* [Goal] Search the records for "backgrounds" and copy each line that holds it.

* [Extracted information]
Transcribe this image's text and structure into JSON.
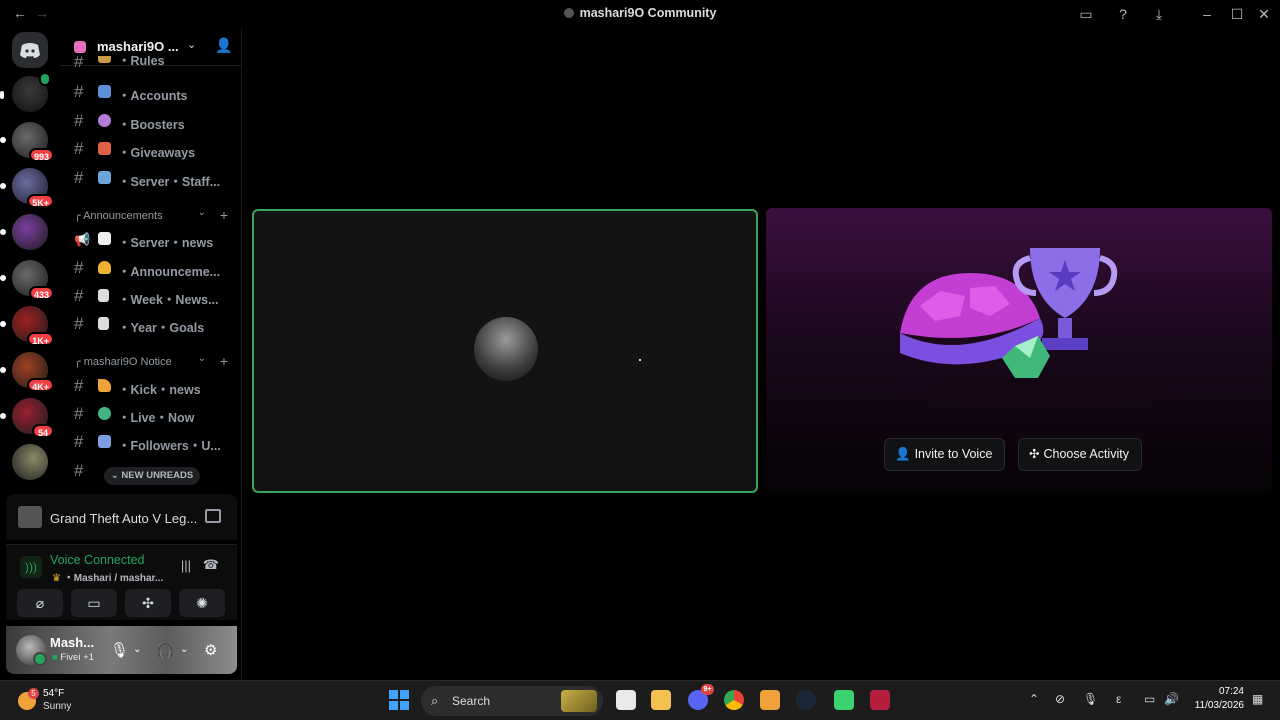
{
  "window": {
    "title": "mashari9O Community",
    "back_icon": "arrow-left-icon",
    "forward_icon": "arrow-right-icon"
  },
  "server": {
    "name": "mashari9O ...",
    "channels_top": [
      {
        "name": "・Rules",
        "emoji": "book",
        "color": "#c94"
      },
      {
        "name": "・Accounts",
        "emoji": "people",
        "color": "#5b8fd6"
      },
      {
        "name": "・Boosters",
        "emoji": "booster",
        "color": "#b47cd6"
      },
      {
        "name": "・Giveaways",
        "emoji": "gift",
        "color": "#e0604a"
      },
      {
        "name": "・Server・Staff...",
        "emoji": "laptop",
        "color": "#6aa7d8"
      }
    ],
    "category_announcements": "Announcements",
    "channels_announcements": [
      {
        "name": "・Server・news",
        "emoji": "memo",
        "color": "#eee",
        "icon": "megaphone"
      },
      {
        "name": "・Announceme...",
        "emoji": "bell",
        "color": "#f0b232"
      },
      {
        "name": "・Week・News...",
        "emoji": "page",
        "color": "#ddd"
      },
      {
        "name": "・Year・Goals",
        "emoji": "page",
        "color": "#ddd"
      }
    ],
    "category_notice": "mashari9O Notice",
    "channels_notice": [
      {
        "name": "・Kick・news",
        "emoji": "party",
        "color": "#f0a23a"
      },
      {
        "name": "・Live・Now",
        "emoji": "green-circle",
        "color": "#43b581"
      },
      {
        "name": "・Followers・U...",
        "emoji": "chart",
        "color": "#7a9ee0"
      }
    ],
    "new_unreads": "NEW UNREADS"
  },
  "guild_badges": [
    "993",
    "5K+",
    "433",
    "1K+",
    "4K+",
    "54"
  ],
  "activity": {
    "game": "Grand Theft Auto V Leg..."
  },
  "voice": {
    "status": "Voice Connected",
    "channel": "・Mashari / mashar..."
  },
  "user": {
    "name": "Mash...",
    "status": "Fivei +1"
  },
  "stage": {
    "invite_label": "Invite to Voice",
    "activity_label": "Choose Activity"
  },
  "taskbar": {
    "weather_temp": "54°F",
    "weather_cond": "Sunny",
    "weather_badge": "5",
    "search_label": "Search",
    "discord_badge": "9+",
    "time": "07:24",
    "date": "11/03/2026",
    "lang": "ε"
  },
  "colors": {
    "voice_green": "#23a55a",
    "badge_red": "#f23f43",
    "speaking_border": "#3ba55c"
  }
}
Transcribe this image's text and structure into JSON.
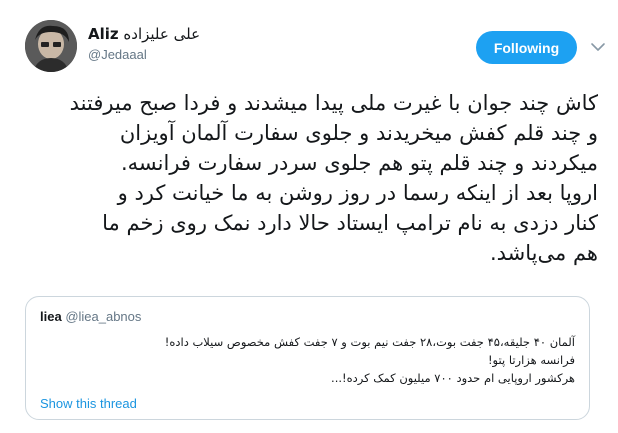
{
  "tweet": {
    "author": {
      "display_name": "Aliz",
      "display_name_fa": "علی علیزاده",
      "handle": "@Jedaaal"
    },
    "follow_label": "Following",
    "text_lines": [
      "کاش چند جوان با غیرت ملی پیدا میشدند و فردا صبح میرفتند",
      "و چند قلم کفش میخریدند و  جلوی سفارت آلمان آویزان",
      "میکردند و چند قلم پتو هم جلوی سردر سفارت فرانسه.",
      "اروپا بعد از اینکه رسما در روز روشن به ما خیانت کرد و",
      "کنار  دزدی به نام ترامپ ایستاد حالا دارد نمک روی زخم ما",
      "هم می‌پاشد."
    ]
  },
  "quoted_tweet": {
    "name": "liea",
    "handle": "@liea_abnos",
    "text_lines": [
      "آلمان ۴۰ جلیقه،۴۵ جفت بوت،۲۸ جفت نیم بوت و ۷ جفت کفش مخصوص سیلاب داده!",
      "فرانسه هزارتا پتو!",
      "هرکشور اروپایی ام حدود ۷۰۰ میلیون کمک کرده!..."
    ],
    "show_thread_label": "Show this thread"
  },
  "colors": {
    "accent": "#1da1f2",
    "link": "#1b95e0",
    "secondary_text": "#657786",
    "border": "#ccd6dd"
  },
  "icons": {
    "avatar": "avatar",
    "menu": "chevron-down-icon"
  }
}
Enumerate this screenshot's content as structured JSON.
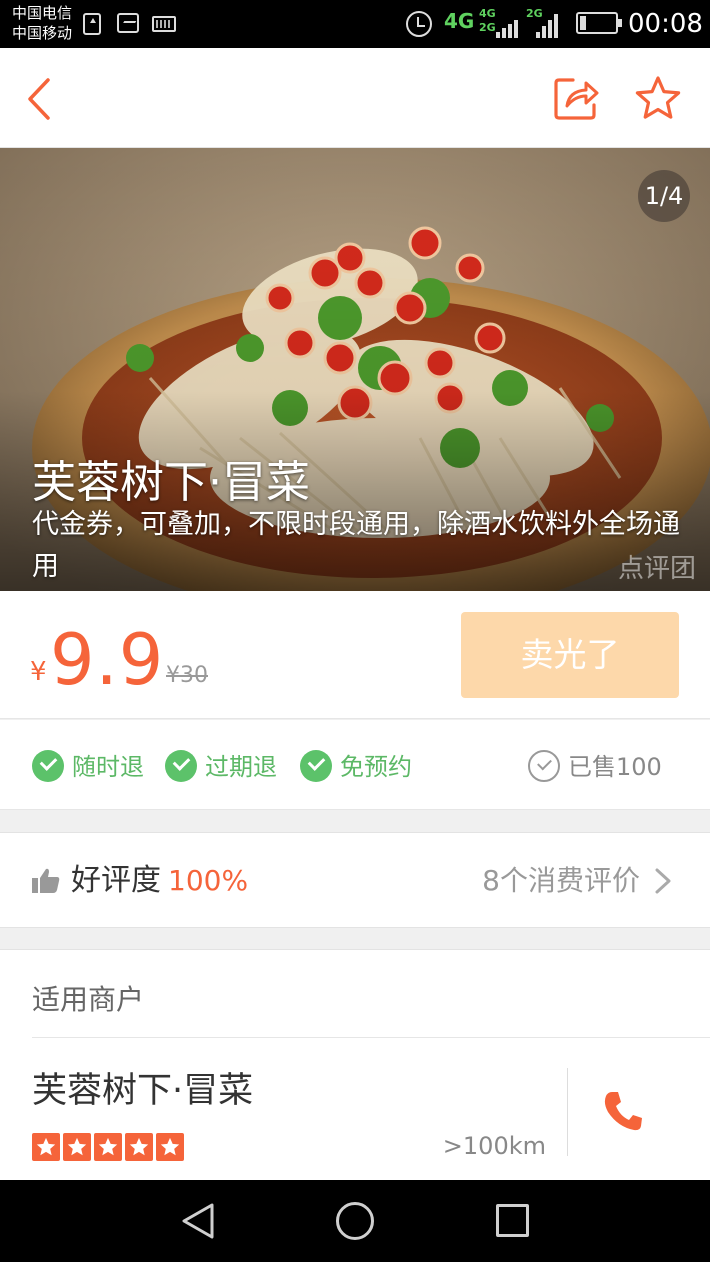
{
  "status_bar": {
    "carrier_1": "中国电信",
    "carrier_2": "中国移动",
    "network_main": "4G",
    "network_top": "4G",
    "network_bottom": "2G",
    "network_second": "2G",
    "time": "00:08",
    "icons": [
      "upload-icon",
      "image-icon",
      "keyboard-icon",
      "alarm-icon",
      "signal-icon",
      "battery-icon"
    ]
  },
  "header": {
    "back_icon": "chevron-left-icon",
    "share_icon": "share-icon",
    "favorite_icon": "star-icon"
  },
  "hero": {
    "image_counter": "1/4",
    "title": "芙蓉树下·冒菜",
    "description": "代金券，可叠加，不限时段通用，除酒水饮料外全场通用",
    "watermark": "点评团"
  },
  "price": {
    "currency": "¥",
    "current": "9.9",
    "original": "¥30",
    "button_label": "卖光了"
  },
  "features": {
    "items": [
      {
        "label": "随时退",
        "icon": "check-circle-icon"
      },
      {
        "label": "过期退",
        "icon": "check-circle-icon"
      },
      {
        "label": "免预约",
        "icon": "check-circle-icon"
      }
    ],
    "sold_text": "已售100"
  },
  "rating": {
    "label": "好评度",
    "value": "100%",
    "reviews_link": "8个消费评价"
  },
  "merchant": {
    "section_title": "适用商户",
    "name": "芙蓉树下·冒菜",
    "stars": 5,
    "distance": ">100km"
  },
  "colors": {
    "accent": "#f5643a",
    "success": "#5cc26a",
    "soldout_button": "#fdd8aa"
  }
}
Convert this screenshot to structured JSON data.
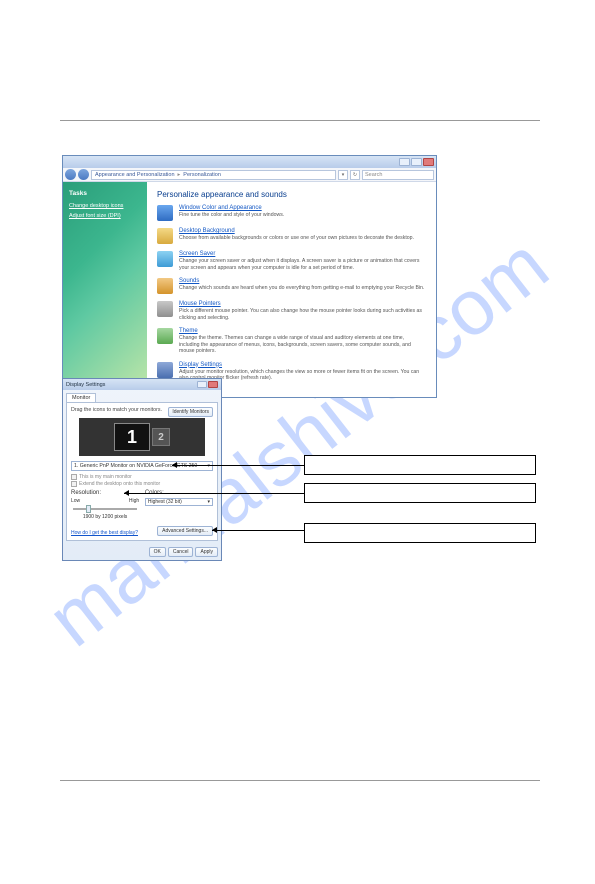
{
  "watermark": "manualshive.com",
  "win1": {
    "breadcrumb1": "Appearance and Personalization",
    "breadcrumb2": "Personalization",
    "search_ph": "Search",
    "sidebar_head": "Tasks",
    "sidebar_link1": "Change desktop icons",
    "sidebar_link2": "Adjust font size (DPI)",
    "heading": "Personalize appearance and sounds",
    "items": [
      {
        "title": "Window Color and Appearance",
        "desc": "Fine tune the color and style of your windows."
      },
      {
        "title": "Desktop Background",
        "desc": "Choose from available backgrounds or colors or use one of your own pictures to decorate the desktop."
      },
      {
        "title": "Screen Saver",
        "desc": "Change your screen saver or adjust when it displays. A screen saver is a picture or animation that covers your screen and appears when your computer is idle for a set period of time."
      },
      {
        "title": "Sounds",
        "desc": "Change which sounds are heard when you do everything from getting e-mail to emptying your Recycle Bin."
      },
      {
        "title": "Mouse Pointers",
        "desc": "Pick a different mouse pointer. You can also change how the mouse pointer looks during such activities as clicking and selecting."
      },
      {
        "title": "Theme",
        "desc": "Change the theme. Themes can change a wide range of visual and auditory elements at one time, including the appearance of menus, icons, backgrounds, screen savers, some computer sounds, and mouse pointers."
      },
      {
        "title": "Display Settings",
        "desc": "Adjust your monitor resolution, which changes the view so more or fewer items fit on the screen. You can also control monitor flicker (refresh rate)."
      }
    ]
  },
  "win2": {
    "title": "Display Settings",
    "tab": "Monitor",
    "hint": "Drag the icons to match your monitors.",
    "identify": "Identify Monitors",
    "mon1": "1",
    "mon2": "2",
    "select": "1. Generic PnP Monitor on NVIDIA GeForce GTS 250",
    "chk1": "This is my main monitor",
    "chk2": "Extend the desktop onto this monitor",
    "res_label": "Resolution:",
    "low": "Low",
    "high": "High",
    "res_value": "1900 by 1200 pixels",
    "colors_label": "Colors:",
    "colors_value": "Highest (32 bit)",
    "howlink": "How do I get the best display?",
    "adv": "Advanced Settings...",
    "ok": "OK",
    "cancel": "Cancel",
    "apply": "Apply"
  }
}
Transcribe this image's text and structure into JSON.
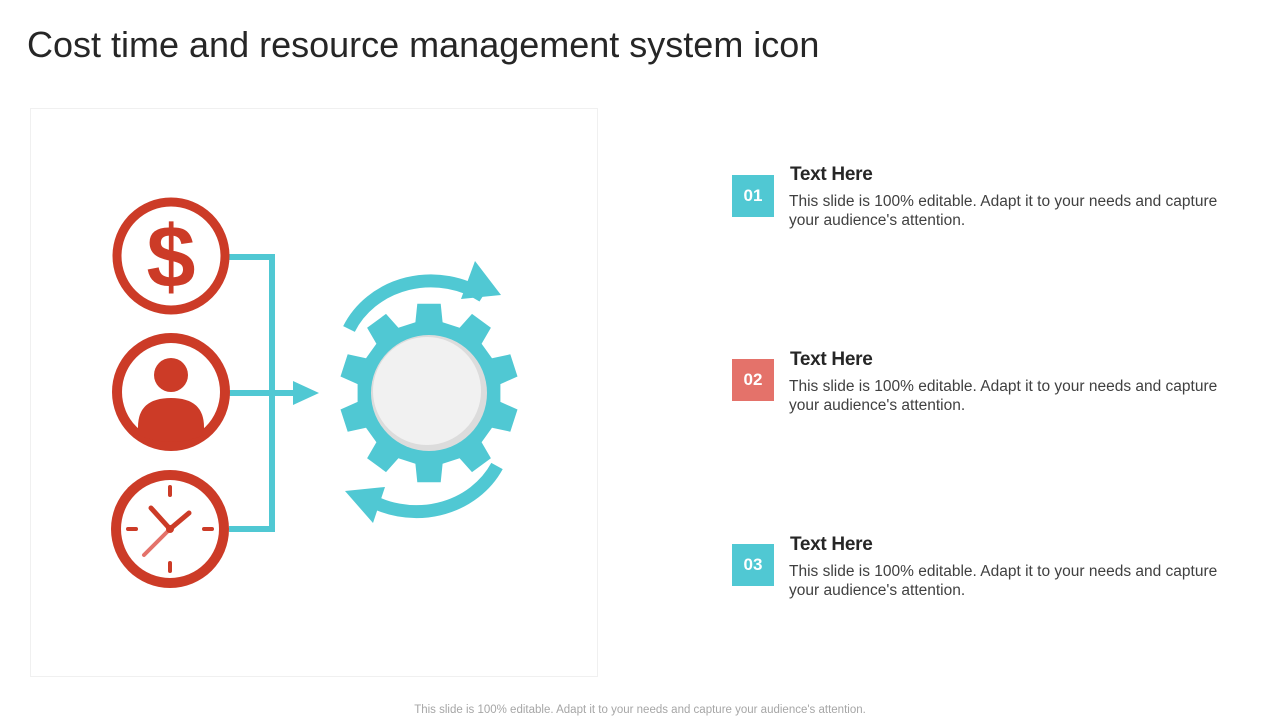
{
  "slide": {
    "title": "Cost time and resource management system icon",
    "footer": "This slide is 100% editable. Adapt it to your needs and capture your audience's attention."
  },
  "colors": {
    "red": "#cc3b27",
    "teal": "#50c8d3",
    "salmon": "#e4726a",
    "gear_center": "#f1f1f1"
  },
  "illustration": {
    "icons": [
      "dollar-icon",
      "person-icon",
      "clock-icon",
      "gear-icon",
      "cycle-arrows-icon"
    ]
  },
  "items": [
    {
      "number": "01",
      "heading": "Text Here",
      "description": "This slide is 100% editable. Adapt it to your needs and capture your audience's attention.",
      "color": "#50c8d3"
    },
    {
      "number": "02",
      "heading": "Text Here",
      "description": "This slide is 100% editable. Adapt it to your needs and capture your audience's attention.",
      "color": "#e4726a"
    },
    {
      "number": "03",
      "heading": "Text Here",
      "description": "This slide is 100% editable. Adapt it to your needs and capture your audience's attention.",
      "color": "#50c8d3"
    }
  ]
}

* [Response below]
        "desc": "Choose from available backgrounds or colors or use one of your own pictures to decorate the desktop."
        "desc": "Change the theme. Themes can change a wide range of visual and auditory elements at one time, including the appearance of menus, icons, backgrounds, screen savers, some computer sounds, and mouse pointers."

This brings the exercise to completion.